+++ RAW DATA

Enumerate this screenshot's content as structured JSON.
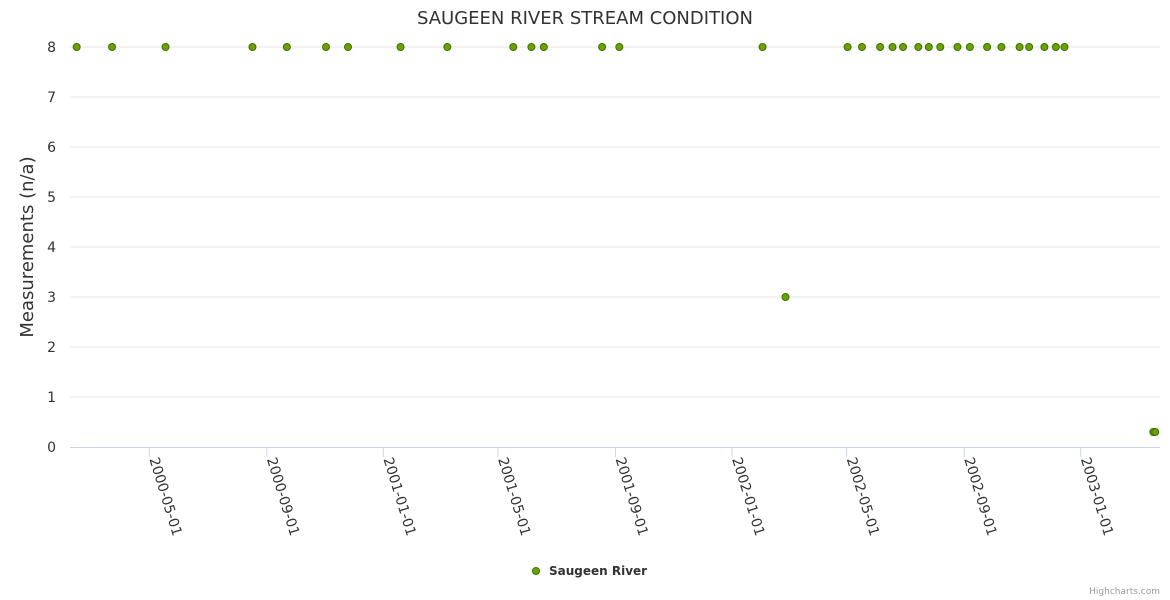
{
  "credits": "Highcharts.com",
  "colors": {
    "marker_fill": "#6aa300",
    "marker_stroke": "#3d6e00",
    "grid": "#e6e6e6",
    "axis": "#ccd6eb"
  },
  "chart_data": {
    "type": "scatter",
    "title": "SAUGEEN RIVER STREAM CONDITION",
    "xlabel": "",
    "ylabel": "Measurements (n/a)",
    "ylim": [
      0,
      8
    ],
    "yticks": [
      "0",
      "1",
      "2",
      "3",
      "4",
      "5",
      "6",
      "7",
      "8"
    ],
    "xlim": [
      "2000-02-08",
      "2003-03-25"
    ],
    "xticks": [
      "2000-05-01",
      "2000-09-01",
      "2001-01-01",
      "2001-05-01",
      "2001-09-01",
      "2002-01-01",
      "2002-05-01",
      "2002-09-01",
      "2003-01-01"
    ],
    "legend": "bottom-center",
    "series": [
      {
        "name": "Saugeen River",
        "x": [
          "2000-02-15",
          "2000-03-23",
          "2000-05-18",
          "2000-08-17",
          "2000-09-22",
          "2000-11-02",
          "2000-11-25",
          "2001-01-19",
          "2001-03-09",
          "2001-05-17",
          "2001-06-05",
          "2001-06-18",
          "2001-08-18",
          "2001-09-05",
          "2002-02-02",
          "2002-02-26",
          "2002-05-02",
          "2002-05-17",
          "2002-06-05",
          "2002-06-18",
          "2002-06-29",
          "2002-07-15",
          "2002-07-26",
          "2002-08-07",
          "2002-08-25",
          "2002-09-07",
          "2002-09-25",
          "2002-10-10",
          "2002-10-29",
          "2002-11-08",
          "2002-11-24",
          "2002-12-06",
          "2002-12-15",
          "2003-03-18",
          "2003-03-20"
        ],
        "values": [
          8,
          8,
          8,
          8,
          8,
          8,
          8,
          8,
          8,
          8,
          8,
          8,
          8,
          8,
          8,
          3,
          8,
          8,
          8,
          8,
          8,
          8,
          8,
          8,
          8,
          8,
          8,
          8,
          8,
          8,
          8,
          8,
          8,
          0.3,
          0.3
        ]
      }
    ]
  }
}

++++++

WHAT YOU HAVE TO DO
Verbatim reproduction of every record is required; images are left out.

TASK SOLUTION
Enumerate this screenshot's content as structured JSON.
{
  "credits": "Highcharts.com",
  "colors": {
    "marker_fill": "#6aa300",
    "marker_stroke": "#3d6e00",
    "grid": "#e6e6e6",
    "axis": "#ccd6eb"
  },
  "chart_data": {
    "type": "scatter",
    "title": "SAUGEEN RIVER STREAM CONDITION",
    "xlabel": "",
    "ylabel": "Measurements (n/a)",
    "ylim": [
      0,
      8
    ],
    "yticks": [
      "0",
      "1",
      "2",
      "3",
      "4",
      "5",
      "6",
      "7",
      "8"
    ],
    "xlim": [
      "2000-02-08",
      "2003-03-25"
    ],
    "xticks": [
      "2000-05-01",
      "2000-09-01",
      "2001-01-01",
      "2001-05-01",
      "2001-09-01",
      "2002-01-01",
      "2002-05-01",
      "2002-09-01",
      "2003-01-01"
    ],
    "legend": "bottom-center",
    "series": [
      {
        "name": "Saugeen River",
        "x": [
          "2000-02-15",
          "2000-03-23",
          "2000-05-18",
          "2000-08-17",
          "2000-09-22",
          "2000-11-02",
          "2000-11-25",
          "2001-01-19",
          "2001-03-09",
          "2001-05-17",
          "2001-06-05",
          "2001-06-18",
          "2001-08-18",
          "2001-09-05",
          "2002-02-02",
          "2002-02-26",
          "2002-05-02",
          "2002-05-17",
          "2002-06-05",
          "2002-06-18",
          "2002-06-29",
          "2002-07-15",
          "2002-07-26",
          "2002-08-07",
          "2002-08-25",
          "2002-09-07",
          "2002-09-25",
          "2002-10-10",
          "2002-10-29",
          "2002-11-08",
          "2002-11-24",
          "2002-12-06",
          "2002-12-15",
          "2003-03-18",
          "2003-03-20"
        ],
        "values": [
          8,
          8,
          8,
          8,
          8,
          8,
          8,
          8,
          8,
          8,
          8,
          8,
          8,
          8,
          8,
          3,
          8,
          8,
          8,
          8,
          8,
          8,
          8,
          8,
          8,
          8,
          8,
          8,
          8,
          8,
          8,
          8,
          8,
          0.3,
          0.3
        ]
      }
    ]
  }
}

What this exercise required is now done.